- [SHORT PROBLEM]:
Print out every record exactly as it appears.
::::::
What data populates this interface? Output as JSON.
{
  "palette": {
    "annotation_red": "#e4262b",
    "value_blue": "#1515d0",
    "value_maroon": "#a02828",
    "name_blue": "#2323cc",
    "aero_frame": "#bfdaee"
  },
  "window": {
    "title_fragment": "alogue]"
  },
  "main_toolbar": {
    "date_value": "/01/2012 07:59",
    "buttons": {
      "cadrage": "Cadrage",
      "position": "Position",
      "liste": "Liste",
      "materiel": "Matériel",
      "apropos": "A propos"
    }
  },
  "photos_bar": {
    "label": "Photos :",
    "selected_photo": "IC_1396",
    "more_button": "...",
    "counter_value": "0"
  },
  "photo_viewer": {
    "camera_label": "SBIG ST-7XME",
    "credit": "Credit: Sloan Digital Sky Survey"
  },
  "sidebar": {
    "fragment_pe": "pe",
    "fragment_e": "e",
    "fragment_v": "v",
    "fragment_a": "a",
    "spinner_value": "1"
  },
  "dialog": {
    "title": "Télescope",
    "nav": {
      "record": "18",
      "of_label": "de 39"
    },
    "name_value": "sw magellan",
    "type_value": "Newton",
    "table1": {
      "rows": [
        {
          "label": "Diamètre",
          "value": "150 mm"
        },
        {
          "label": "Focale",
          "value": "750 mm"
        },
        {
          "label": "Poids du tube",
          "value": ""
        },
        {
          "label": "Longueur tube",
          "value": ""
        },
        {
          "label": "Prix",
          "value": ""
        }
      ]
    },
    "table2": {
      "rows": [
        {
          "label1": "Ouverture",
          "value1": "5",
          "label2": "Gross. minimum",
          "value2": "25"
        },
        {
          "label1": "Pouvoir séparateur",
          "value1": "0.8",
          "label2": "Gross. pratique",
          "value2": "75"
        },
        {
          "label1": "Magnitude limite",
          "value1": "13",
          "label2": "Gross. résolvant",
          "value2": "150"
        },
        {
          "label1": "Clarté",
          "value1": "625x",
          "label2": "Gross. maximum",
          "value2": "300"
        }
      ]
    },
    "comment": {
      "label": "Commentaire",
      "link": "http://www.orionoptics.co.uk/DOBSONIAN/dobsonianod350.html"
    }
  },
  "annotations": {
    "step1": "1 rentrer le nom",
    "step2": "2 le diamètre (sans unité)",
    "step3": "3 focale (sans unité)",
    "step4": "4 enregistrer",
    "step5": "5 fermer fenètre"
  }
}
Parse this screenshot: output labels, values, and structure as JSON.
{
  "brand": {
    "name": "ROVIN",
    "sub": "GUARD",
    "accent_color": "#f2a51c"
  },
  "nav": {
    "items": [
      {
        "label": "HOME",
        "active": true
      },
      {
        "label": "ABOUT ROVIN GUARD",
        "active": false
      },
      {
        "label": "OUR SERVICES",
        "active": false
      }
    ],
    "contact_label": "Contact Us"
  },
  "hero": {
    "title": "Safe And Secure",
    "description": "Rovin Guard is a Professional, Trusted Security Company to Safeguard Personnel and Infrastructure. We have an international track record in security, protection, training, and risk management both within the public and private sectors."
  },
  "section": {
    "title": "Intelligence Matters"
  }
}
::::::
- [FINISHED TASK]:
What data populates this interface? Output as JSON.
{
  "palette": {
    "annotation_red": "#e4262b",
    "value_blue": "#1515d0",
    "value_maroon": "#a02828",
    "name_blue": "#2323cc",
    "aero_frame": "#bfdaee"
  },
  "window": {
    "title_fragment": "alogue]"
  },
  "main_toolbar": {
    "date_value": "/01/2012 07:59",
    "buttons": {
      "cadrage": "Cadrage",
      "position": "Position",
      "liste": "Liste",
      "materiel": "Matériel",
      "apropos": "A propos"
    }
  },
  "photos_bar": {
    "label": "Photos :",
    "selected_photo": "IC_1396",
    "more_button": "...",
    "counter_value": "0"
  },
  "photo_viewer": {
    "camera_label": "SBIG ST-7XME",
    "credit": "Credit: Sloan Digital Sky Survey"
  },
  "sidebar": {
    "fragment_pe": "pe",
    "fragment_e": "e",
    "fragment_v": "v",
    "fragment_a": "a",
    "spinner_value": "1"
  },
  "dialog": {
    "title": "Télescope",
    "nav": {
      "record": "18",
      "of_label": "de 39"
    },
    "name_value": "sw magellan",
    "type_value": "Newton",
    "table1": {
      "rows": [
        {
          "label": "Diamètre",
          "value": "150 mm"
        },
        {
          "label": "Focale",
          "value": "750 mm"
        },
        {
          "label": "Poids du tube",
          "value": ""
        },
        {
          "label": "Longueur tube",
          "value": ""
        },
        {
          "label": "Prix",
          "value": ""
        }
      ]
    },
    "table2": {
      "rows": [
        {
          "label1": "Ouverture",
          "value1": "5",
          "label2": "Gross. minimum",
          "value2": "25"
        },
        {
          "label1": "Pouvoir séparateur",
          "value1": "0.8",
          "label2": "Gross. pratique",
          "value2": "75"
        },
        {
          "label1": "Magnitude limite",
          "value1": "13",
          "label2": "Gross. résolvant",
          "value2": "150"
        },
        {
          "label1": "Clarté",
          "value1": "625x",
          "label2": "Gross. maximum",
          "value2": "300"
        }
      ]
    },
    "comment": {
      "label": "Commentaire",
      "link": "http://www.orionoptics.co.uk/DOBSONIAN/dobsonianod350.html"
    }
  },
  "annotations": {
    "step1": "1 rentrer le nom",
    "step2": "2 le diamètre (sans unité)",
    "step3": "3 focale (sans unité)",
    "step4": "4 enregistrer",
    "step5": "5 fermer fenètre"
  }
}
Parse this screenshot: output labels, values, and structure as JSON.
{
  "brand": {
    "name": "ROVIN",
    "sub": "GUARD",
    "accent_color": "#f2a51c"
  },
  "nav": {
    "items": [
      {
        "label": "HOME",
        "active": true
      },
      {
        "label": "ABOUT ROVIN GUARD",
        "active": false
      },
      {
        "label": "OUR SERVICES",
        "active": false
      }
    ],
    "contact_label": "Contact Us"
  },
  "hero": {
    "title": "Safe And Secure",
    "description": "Rovin Guard is a Professional, Trusted Security Company to Safeguard Personnel and Infrastructure. We have an international track record in security, protection, training, and risk management both within the public and private sectors."
  },
  "section": {
    "title": "Intelligence Matters"
  }
}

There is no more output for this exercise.